■ **Input for this task**
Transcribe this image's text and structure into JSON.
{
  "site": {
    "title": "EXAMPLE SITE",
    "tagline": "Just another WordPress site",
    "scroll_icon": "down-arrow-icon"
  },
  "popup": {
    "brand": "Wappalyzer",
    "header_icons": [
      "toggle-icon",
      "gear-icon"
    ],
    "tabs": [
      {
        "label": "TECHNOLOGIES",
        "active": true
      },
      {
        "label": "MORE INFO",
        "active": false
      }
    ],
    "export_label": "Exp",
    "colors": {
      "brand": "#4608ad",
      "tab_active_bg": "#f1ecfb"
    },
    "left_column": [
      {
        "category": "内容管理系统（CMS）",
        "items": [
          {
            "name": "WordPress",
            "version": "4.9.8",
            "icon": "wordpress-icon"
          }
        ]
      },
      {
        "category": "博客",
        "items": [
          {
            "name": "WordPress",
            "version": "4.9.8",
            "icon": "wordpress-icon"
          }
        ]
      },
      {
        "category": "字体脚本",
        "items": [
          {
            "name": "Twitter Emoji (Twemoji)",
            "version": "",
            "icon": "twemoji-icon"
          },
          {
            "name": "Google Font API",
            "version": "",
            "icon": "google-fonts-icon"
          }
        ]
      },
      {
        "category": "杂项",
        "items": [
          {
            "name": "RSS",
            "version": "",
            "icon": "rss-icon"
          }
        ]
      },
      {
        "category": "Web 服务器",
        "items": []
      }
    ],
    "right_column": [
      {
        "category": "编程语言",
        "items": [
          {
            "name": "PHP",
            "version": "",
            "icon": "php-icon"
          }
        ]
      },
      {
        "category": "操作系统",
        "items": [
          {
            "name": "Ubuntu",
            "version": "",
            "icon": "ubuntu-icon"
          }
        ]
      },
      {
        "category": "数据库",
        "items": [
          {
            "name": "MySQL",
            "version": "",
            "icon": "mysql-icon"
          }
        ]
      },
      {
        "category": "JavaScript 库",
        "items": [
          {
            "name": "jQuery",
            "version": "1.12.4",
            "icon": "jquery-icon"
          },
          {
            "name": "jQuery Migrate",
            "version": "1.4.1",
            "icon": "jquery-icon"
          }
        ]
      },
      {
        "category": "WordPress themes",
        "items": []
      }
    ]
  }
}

■ **What the task requires**
Write the entries again, exactly as they stand.

■ **Response for this exercise**
Transcribe this image's text and structure into JSON.
{
  "site": {
    "title": "EXAMPLE SITE",
    "tagline": "Just another WordPress site",
    "scroll_icon": "down-arrow-icon"
  },
  "popup": {
    "brand": "Wappalyzer",
    "header_icons": [
      "toggle-icon",
      "gear-icon"
    ],
    "tabs": [
      {
        "label": "TECHNOLOGIES",
        "active": true
      },
      {
        "label": "MORE INFO",
        "active": false
      }
    ],
    "export_label": "Exp",
    "colors": {
      "brand": "#4608ad",
      "tab_active_bg": "#f1ecfb"
    },
    "left_column": [
      {
        "category": "内容管理系统（CMS）",
        "items": [
          {
            "name": "WordPress",
            "version": "4.9.8",
            "icon": "wordpress-icon"
          }
        ]
      },
      {
        "category": "博客",
        "items": [
          {
            "name": "WordPress",
            "version": "4.9.8",
            "icon": "wordpress-icon"
          }
        ]
      },
      {
        "category": "字体脚本",
        "items": [
          {
            "name": "Twitter Emoji (Twemoji)",
            "version": "",
            "icon": "twemoji-icon"
          },
          {
            "name": "Google Font API",
            "version": "",
            "icon": "google-fonts-icon"
          }
        ]
      },
      {
        "category": "杂项",
        "items": [
          {
            "name": "RSS",
            "version": "",
            "icon": "rss-icon"
          }
        ]
      },
      {
        "category": "Web 服务器",
        "items": []
      }
    ],
    "right_column": [
      {
        "category": "编程语言",
        "items": [
          {
            "name": "PHP",
            "version": "",
            "icon": "php-icon"
          }
        ]
      },
      {
        "category": "操作系统",
        "items": [
          {
            "name": "Ubuntu",
            "version": "",
            "icon": "ubuntu-icon"
          }
        ]
      },
      {
        "category": "数据库",
        "items": [
          {
            "name": "MySQL",
            "version": "",
            "icon": "mysql-icon"
          }
        ]
      },
      {
        "category": "JavaScript 库",
        "items": [
          {
            "name": "jQuery",
            "version": "1.12.4",
            "icon": "jquery-icon"
          },
          {
            "name": "jQuery Migrate",
            "version": "1.4.1",
            "icon": "jquery-icon"
          }
        ]
      },
      {
        "category": "WordPress themes",
        "items": []
      }
    ]
  }
}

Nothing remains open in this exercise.